TASK DESCRIPTION:
Copy out the lines that have "implied" in them.

Figure record listings
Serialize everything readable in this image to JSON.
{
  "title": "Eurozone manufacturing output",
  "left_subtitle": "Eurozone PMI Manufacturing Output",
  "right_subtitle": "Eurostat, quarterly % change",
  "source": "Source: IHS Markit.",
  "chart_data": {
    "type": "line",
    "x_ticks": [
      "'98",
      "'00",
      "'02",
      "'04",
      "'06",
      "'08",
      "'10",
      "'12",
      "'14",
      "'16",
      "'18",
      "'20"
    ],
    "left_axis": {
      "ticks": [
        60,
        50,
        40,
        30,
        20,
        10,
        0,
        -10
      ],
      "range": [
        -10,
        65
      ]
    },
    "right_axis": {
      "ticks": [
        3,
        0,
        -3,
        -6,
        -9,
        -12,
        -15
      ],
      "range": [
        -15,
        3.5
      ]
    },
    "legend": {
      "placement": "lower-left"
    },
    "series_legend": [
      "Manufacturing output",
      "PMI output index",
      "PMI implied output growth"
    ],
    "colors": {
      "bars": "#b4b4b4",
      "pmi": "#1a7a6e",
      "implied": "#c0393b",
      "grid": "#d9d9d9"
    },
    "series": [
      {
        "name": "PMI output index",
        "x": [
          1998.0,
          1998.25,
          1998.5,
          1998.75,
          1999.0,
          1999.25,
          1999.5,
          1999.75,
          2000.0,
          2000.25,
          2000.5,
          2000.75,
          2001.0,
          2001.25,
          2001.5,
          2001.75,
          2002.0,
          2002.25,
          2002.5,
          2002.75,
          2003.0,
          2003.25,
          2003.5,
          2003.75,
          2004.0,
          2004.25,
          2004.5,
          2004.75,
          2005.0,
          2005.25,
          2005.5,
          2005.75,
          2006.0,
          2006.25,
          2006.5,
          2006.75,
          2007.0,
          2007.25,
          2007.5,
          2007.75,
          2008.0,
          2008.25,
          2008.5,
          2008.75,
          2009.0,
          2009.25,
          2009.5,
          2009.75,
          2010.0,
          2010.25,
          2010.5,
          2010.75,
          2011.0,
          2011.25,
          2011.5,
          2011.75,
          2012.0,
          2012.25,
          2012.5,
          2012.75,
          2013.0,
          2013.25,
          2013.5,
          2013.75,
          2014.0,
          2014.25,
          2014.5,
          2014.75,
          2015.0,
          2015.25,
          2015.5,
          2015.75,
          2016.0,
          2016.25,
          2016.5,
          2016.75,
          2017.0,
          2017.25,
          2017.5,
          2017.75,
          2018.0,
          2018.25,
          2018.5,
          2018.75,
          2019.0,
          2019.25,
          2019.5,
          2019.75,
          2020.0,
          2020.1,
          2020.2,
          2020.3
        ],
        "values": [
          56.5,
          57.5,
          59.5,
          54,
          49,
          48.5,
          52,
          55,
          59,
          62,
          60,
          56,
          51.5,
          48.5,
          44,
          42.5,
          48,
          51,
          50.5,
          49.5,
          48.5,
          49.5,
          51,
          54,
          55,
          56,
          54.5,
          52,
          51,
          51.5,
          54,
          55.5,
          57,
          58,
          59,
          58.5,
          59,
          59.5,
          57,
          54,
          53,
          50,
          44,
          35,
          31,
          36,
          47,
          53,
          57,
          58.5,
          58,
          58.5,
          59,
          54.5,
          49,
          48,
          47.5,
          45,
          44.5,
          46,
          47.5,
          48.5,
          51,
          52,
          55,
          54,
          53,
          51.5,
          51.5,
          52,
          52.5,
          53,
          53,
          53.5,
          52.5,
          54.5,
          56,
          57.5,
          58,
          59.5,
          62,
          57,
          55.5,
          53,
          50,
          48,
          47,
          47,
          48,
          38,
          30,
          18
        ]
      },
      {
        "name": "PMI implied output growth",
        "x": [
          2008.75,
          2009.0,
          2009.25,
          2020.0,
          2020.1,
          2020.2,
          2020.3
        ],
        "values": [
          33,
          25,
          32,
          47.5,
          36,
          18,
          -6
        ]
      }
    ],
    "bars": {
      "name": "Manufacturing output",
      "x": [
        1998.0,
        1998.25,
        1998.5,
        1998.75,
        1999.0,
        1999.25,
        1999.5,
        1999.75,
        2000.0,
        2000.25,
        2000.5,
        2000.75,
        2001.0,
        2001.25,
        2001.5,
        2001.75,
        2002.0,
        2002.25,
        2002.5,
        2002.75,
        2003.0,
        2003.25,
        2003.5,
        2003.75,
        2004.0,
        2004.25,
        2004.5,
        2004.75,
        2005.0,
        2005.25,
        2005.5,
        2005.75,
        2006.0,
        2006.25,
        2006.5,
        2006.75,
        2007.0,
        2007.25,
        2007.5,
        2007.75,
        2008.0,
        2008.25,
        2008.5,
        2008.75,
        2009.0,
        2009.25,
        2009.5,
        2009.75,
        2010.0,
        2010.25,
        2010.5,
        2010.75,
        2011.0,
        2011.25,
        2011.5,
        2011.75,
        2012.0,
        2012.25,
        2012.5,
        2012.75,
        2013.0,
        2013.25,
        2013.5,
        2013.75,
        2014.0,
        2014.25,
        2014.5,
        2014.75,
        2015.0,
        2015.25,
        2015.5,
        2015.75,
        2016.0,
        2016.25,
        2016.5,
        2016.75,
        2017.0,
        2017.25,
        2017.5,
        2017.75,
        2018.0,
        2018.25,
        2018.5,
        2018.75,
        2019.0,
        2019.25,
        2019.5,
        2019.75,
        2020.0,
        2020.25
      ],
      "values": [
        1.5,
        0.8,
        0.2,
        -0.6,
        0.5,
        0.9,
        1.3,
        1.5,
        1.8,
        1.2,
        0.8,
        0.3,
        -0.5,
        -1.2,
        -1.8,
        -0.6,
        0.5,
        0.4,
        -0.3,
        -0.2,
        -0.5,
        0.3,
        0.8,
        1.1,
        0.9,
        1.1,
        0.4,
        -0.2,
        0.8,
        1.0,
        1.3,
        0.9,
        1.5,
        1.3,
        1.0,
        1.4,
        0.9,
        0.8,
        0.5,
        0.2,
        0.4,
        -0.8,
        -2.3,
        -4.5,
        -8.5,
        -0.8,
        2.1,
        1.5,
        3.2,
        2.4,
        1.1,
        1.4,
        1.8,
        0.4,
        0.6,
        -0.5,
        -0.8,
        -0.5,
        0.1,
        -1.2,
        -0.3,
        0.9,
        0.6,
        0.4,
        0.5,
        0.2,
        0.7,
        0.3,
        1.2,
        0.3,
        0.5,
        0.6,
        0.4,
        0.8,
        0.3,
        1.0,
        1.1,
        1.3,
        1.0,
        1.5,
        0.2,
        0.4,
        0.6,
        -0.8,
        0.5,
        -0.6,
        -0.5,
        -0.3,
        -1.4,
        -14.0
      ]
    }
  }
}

WRITTEN RESPONSE:
      "PMI implied output growth"
      "implied": "#c0393b",
        "name": "PMI implied output growth",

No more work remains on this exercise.